_Task A_:
Answer the following questions using the Hive forum thread:
(i) According to the reply from the user with a reputation of 6289, what does Hive not support?
(ii) How much experience with Hive does the user with a reputation of 1447 report having?
(iii) What does the abbreviation MDX stand for?
_Task B_:
List every reputation score that appears in the Hive forum thread.

Reputation: 30495
I used to think that Hive was just a SQL-like programming language used to make writing MapReduce-type jobs easier (i.e., a SQL-like version of Pig/Pig Latin). I'm reading more about it now, though, and apparently it's actually a full data warehouse infrastructure.
Is one of these use cases more common? That is, is it primarily used for the data warehouse infrastructure it provides, or more for the SQL-like interface? Or are both aspects of equal utility and importance?
(I'm asking because I'm trying to figure out what parts of Hive I should focus on learning about.)
Upvotes: 1
Views: 848
Reputation: 6289
Hive doesn't support updates. In our implementation we used straight MapReduce jobs for populating data warehouse and Hive for making exports for further processing or importing into relational data warehouses. We also used it as an intermediary for a BI reporting tool.
Upvotes: 0
Reputation: 1447
That's exactly what I used to think too. Now that I've had about a month's experience with Hive, I now find that it's a great ETL tool... for a data warehouse later down the line.
Hive doesn't compare with MDX. Hive is very row-based and doesn't allow a lot of the messier operations that SQL or MDX (Multidimensional Expression Language, common in BI tools) are masters at.
We're using Hive as an ETL tool to integrate our different flat file data sources and reduce the amount of data we have to upload to a SQL-based data warehouse.
If that data only has a half-life spanning a couple of weeks, then we can keep the size of our database relatively manageable, always able to reproduce the reports later on from Hive.
Upvotes: 2

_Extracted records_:
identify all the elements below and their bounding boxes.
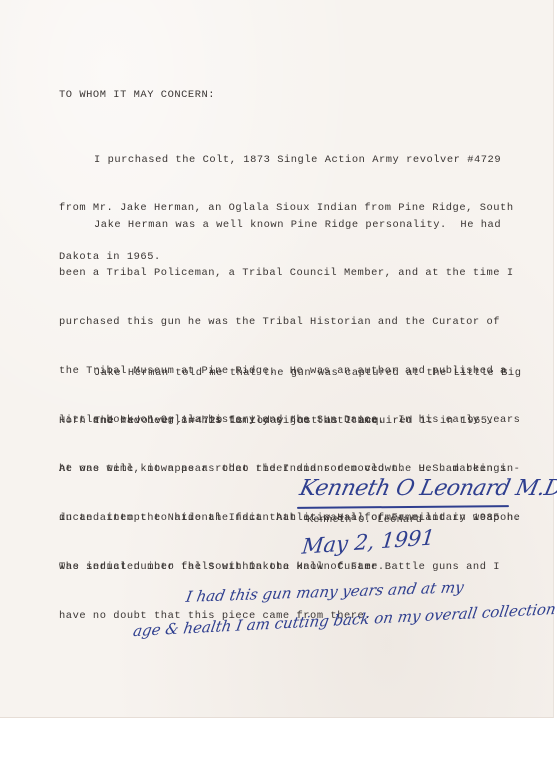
paragraph-line: Jake Herman was a well known Pine Ridge … xyxy=(59,217,520,233)
handwritten-signature: Kenneth O Leonard M.D. xyxy=(297,476,557,501)
paragraph-line: Jake Herman told me that the gun was cap… xyxy=(59,365,521,381)
paragraph-line: The revolver, #4729 is today just as I a… xyxy=(59,413,520,429)
paragraph-line: been a Tribal Policeman, a Tribal Counci… xyxy=(59,265,520,281)
paragraph-line: in an attempt to hide the fact that it w… xyxy=(59,510,520,526)
paragraph-line: purchased this gun he was the Tribal His… xyxy=(59,314,520,330)
salutation: TO WHOM IT MAY CONCERN: xyxy=(59,87,215,103)
letter-page: TO WHOM IT MAY CONCERN: I purchased the … xyxy=(0,0,554,718)
paragraph-line: I purchased the Colt, 1873 Single Action… xyxy=(59,152,514,168)
paragraph-line: The serial number falls within the known… xyxy=(59,559,520,575)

_Exercise output A_:
(i) Updates
(ii) About a month
(iii) Multidimensional Expression Language

_Exercise output B_:
30495, 6289, 1447